• [Task statement] The entries below are to be returned as written, with all pictures dropped.

Dataset records of page text
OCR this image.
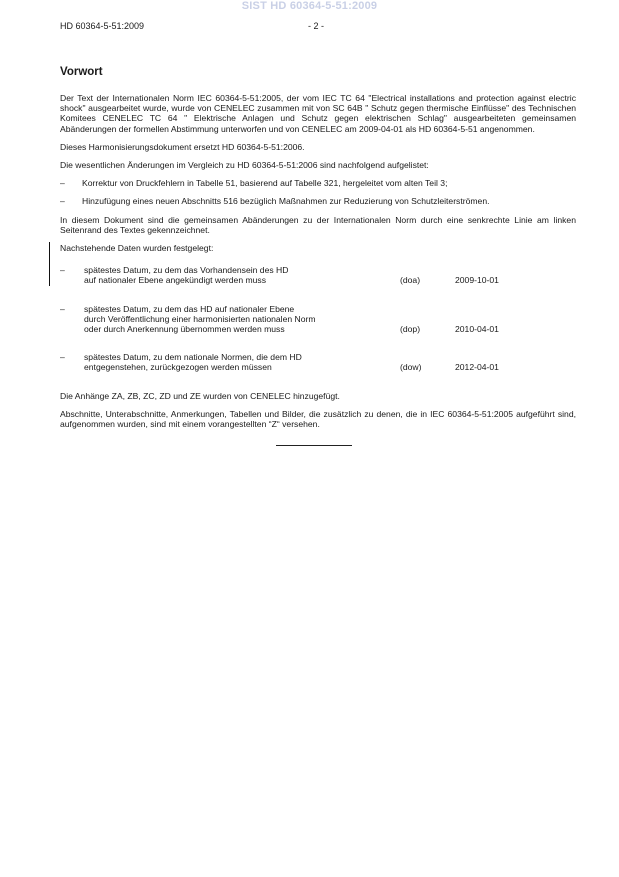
SIST HD 60364-5-51:2009
HD 60364-5-51:2009	- 2 -
Vorwort

Der Text der Internationalen Norm IEC 60364-5-51:2005, der vom IEC TC 64 "Electrical installations and protection against electric shock" ausgearbeitet wurde, wurde von CENELEC zusammen mit von SC 64B " Schutz gegen thermische Einflüsse" des Technischen Komitees CENELEC TC 64 " Elektrische Anlagen und Schutz gegen elektrischen Schlag" ausgearbeiteten gemeinsamen Abänderungen der formellen Abstimmung unterworfen und von CENELEC am 2009-04-01 als HD 60364-5-51 angenommen.

Dieses Harmonisierungsdokument ersetzt HD 60364-5-51:2006.

Die wesentlichen Änderungen im Vergleich zu HD 60364-5-51:2006 sind nachfolgend aufgelistet:

– Korrektur von Druckfehlern in Tabelle 51, basierend auf Tabelle 321, hergeleitet vom alten Teil 3;
– Hinzufügung eines neuen Abschnitts 516 bezüglich Maßnahmen zur Reduzierung von Schutzleiterströmen.

In diesem Dokument sind die gemeinsamen Abänderungen zu der Internationalen Norm durch eine senkrechte Linie am linken Seitenrand des Textes gekennzeichnet.

Nachstehende Daten wurden festgelegt:

– spätestes Datum, zu dem das Vorhandensein des HD
auf nationaler Ebene angekündigt werden muss	(doa)	2009-10-01
– spätestes Datum, zu dem das HD auf nationaler Ebene
durch Veröffentlichung einer harmonisierten nationalen Norm
oder durch Anerkennung übernommen werden muss	(dop)	2010-04-01
– spätestes Datum, zu dem nationale Normen, die dem HD
entgegenstehen, zurückgezogen werden müssen	(dow)	2012-04-01

Die Anhänge ZA, ZB, ZC, ZD und ZE wurden von CENELEC hinzugefügt.

Abschnitte, Unterabschnitte, Anmerkungen, Tabellen und Bilder, die zusätzlich zu denen, die in IEC 60364-5-51:2005 aufgeführt sind, aufgenommen wurden, sind mit einem vorangestellten “Z“ versehen.
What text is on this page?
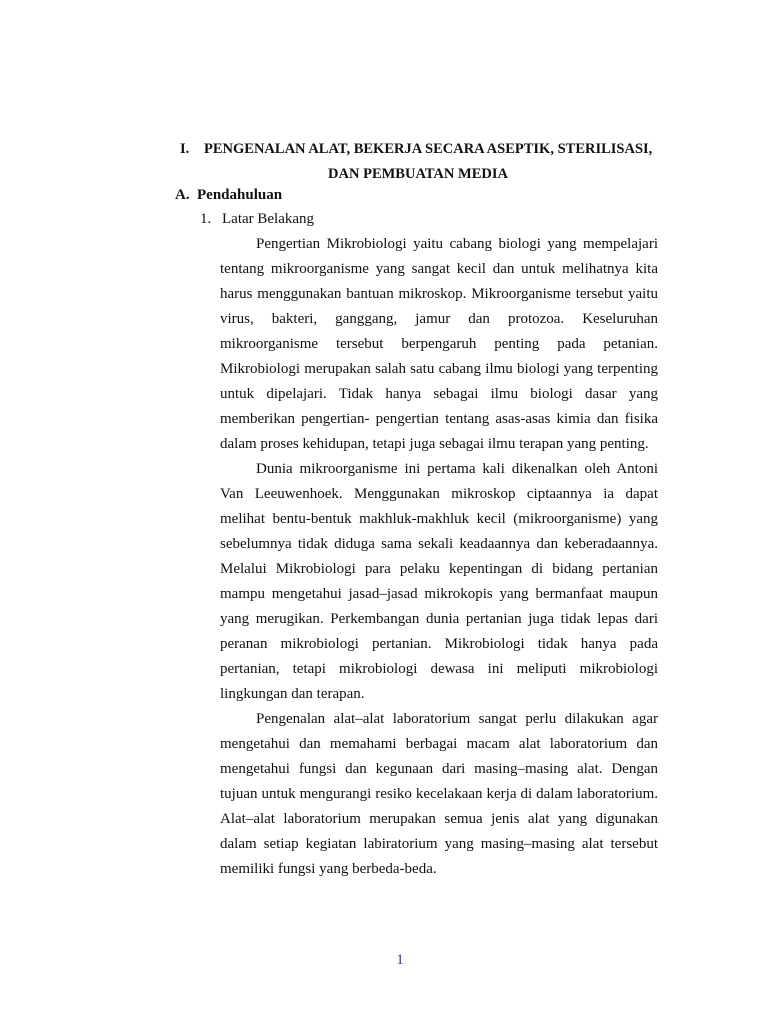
I. PENGENALAN ALAT, BEKERJA SECARA ASEPTIK, STERILISASI,
DAN PEMBUATAN MEDIA
A. Pendahuluan
1. Latar Belakang

Pengertian Mikrobiologi yaitu cabang biologi yang mempelajari tentang mikroorganisme yang sangat kecil dan untuk melihatnya kita harus menggunakan bantuan mikroskop. Mikroorganisme tersebut yaitu virus, bakteri, ganggang, jamur dan protozoa. Keseluruhan mikroorganisme tersebut berpengaruh penting pada petanian. Mikrobiologi merupakan salah satu cabang ilmu biologi yang terpenting untuk dipelajari. Tidak hanya sebagai ilmu biologi dasar yang memberikan pengertian- pengertian tentang asas-asas kimia dan fisika dalam proses kehidupan, tetapi juga sebagai ilmu terapan yang penting.

Dunia mikroorganisme ini pertama kali dikenalkan oleh Antoni Van Leeuwenhoek. Menggunakan mikroskop ciptaannya ia dapat melihat bentu-bentuk makhluk-makhluk kecil (mikroorganisme) yang sebelumnya tidak diduga sama sekali keadaannya dan keberadaannya. Melalui Mikrobiologi para pelaku kepentingan di bidang pertanian mampu mengetahui jasad–jasad mikrokopis yang bermanfaat maupun yang merugikan. Perkembangan dunia pertanian juga tidak lepas dari peranan mikrobiologi pertanian. Mikrobiologi tidak hanya pada pertanian, tetapi mikrobiologi dewasa ini meliputi mikrobiologi lingkungan dan terapan.

Pengenalan alat–alat laboratorium sangat perlu dilakukan agar mengetahui dan memahami berbagai macam alat laboratorium dan mengetahui fungsi dan kegunaan dari masing–masing alat. Dengan tujuan untuk mengurangi resiko kecelakaan kerja di dalam laboratorium. Alat–alat laboratorium merupakan semua jenis alat yang digunakan dalam setiap kegiatan labiratorium yang masing–masing alat tersebut memiliki fungsi yang berbeda-beda.

1
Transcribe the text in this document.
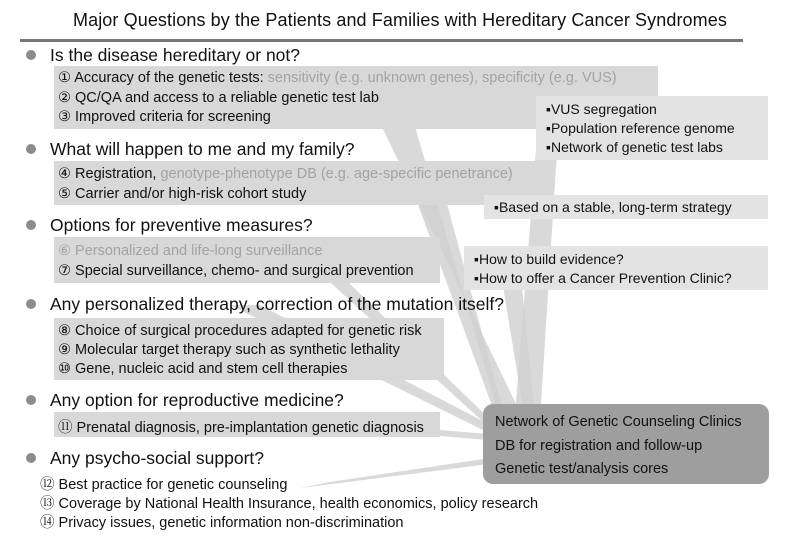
Major Questions by the Patients and Families with Hereditary Cancer Syndromes
Is the disease hereditary or not?
① Accuracy of the genetic tests: sensitivity (e.g. unknown genes), specificity (e.g. VUS)
② QC/QA and access to a reliable genetic test lab
③ Improved criteria for screening	▪VUS segregation
▪Population reference genome
▪Network of genetic test labs
What will happen to me and my family?
④ Registration, genotype-phenotype DB (e.g. age-specific penetrance)
⑤ Carrier and/or high-risk cohort study
▪Based on a stable, long-term strategy
Options for preventive measures?
⑥ Personalized and life-long surveillance
⑦ Special surveillance, chemo- and surgical prevention
▪How to build evidence?
▪How to offer a Cancer Prevention Clinic?
Any personalized therapy, correction of the mutation itself?
⑧ Choice of surgical procedures adapted for genetic risk
⑨ Molecular target therapy such as synthetic lethality
⑩ Gene, nucleic acid and stem cell therapies
Any option for reproductive medicine?
⑪ Prenatal diagnosis, pre-implantation genetic diagnosis
Any psycho-social support?
⑫ Best practice for genetic counseling
⑬ Coverage by National Health Insurance, health economics, policy research
⑭ Privacy issues, genetic information non-discrimination
Network of Genetic Counseling Clinics
DB for registration and follow-up
Genetic test/analysis cores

• [Response for this exercise]
OCR this image.
SIST HD 60364-5-51:2009
HD 60364-5-51:2009	- 2 -
Vorwort

Der Text der Internationalen Norm IEC 60364-5-51:2005, der vom IEC TC 64 "Electrical installations and protection against electric shock" ausgearbeitet wurde, wurde von CENELEC zusammen mit von SC 64B " Schutz gegen thermische Einflüsse" des Technischen Komitees CENELEC TC 64 " Elektrische Anlagen und Schutz gegen elektrischen Schlag" ausgearbeiteten gemeinsamen Abänderungen der formellen Abstimmung unterworfen und von CENELEC am 2009-04-01 als HD 60364-5-51 angenommen.

Dieses Harmonisierungsdokument ersetzt HD 60364-5-51:2006.

Die wesentlichen Änderungen im Vergleich zu HD 60364-5-51:2006 sind nachfolgend aufgelistet:

– Korrektur von Druckfehlern in Tabelle 51, basierend auf Tabelle 321, hergeleitet vom alten Teil 3;
– Hinzufügung eines neuen Abschnitts 516 bezüglich Maßnahmen zur Reduzierung von Schutzleiterströmen.

In diesem Dokument sind die gemeinsamen Abänderungen zu der Internationalen Norm durch eine senkrechte Linie am linken Seitenrand des Textes gekennzeichnet.

Nachstehende Daten wurden festgelegt:

– spätestes Datum, zu dem das Vorhandensein des HD
auf nationaler Ebene angekündigt werden muss	(doa)	2009-10-01
– spätestes Datum, zu dem das HD auf nationaler Ebene
durch Veröffentlichung einer harmonisierten nationalen Norm
oder durch Anerkennung übernommen werden muss	(dop)	2010-04-01
– spätestes Datum, zu dem nationale Normen, die dem HD
entgegenstehen, zurückgezogen werden müssen	(dow)	2012-04-01

Die Anhänge ZA, ZB, ZC, ZD und ZE wurden von CENELEC hinzugefügt.

Abschnitte, Unterabschnitte, Anmerkungen, Tabellen und Bilder, die zusätzlich zu denen, die in IEC 60364-5-51:2005 aufgeführt sind, aufgenommen wurden, sind mit einem vorangestellten “Z“ versehen.
What text is on this page?
I. PENGENALAN ALAT, BEKERJA SECARA ASEPTIK, STERILISASI,
DAN PEMBUATAN MEDIA
A. Pendahuluan
1. Latar Belakang

Pengertian Mikrobiologi yaitu cabang biologi yang mempelajari tentang mikroorganisme yang sangat kecil dan untuk melihatnya kita harus menggunakan bantuan mikroskop. Mikroorganisme tersebut yaitu virus, bakteri, ganggang, jamur dan protozoa. Keseluruhan mikroorganisme tersebut berpengaruh penting pada petanian. Mikrobiologi merupakan salah satu cabang ilmu biologi yang terpenting untuk dipelajari. Tidak hanya sebagai ilmu biologi dasar yang memberikan pengertian- pengertian tentang asas-asas kimia dan fisika dalam proses kehidupan, tetapi juga sebagai ilmu terapan yang penting.

Dunia mikroorganisme ini pertama kali dikenalkan oleh Antoni Van Leeuwenhoek. Menggunakan mikroskop ciptaannya ia dapat melihat bentu-bentuk makhluk-makhluk kecil (mikroorganisme) yang sebelumnya tidak diduga sama sekali keadaannya dan keberadaannya. Melalui Mikrobiologi para pelaku kepentingan di bidang pertanian mampu mengetahui jasad–jasad mikrokopis yang bermanfaat maupun yang merugikan. Perkembangan dunia pertanian juga tidak lepas dari peranan mikrobiologi pertanian. Mikrobiologi tidak hanya pada pertanian, tetapi mikrobiologi dewasa ini meliputi mikrobiologi lingkungan dan terapan.

Pengenalan alat–alat laboratorium sangat perlu dilakukan agar mengetahui dan memahami berbagai macam alat laboratorium dan mengetahui fungsi dan kegunaan dari masing–masing alat. Dengan tujuan untuk mengurangi resiko kecelakaan kerja di dalam laboratorium. Alat–alat laboratorium merupakan semua jenis alat yang digunakan dalam setiap kegiatan labiratorium yang masing–masing alat tersebut memiliki fungsi yang berbeda-beda.

1
Transcribe the text in this document.
Major Questions by the Patients and Families with Hereditary Cancer Syndromes
Is the disease hereditary or not?
① Accuracy of the genetic tests: sensitivity (e.g. unknown genes), specificity (e.g. VUS)
② QC/QA and access to a reliable genetic test lab
③ Improved criteria for screening	▪VUS segregation
▪Population reference genome
▪Network of genetic test labs
What will happen to me and my family?
④ Registration, genotype-phenotype DB (e.g. age-specific penetrance)
⑤ Carrier and/or high-risk cohort study
▪Based on a stable, long-term strategy
Options for preventive measures?
⑥ Personalized and life-long surveillance
⑦ Special surveillance, chemo- and surgical prevention
▪How to build evidence?
▪How to offer a Cancer Prevention Clinic?
Any personalized therapy, correction of the mutation itself?
⑧ Choice of surgical procedures adapted for genetic risk
⑨ Molecular target therapy such as synthetic lethality
⑩ Gene, nucleic acid and stem cell therapies
Any option for reproductive medicine?
⑪ Prenatal diagnosis, pre-implantation genetic diagnosis
Any psycho-social support?
⑫ Best practice for genetic counseling
⑬ Coverage by National Health Insurance, health economics, policy research
⑭ Privacy issues, genetic information non-discrimination
Network of Genetic Counseling Clinics
DB for registration and follow-up
Genetic test/analysis cores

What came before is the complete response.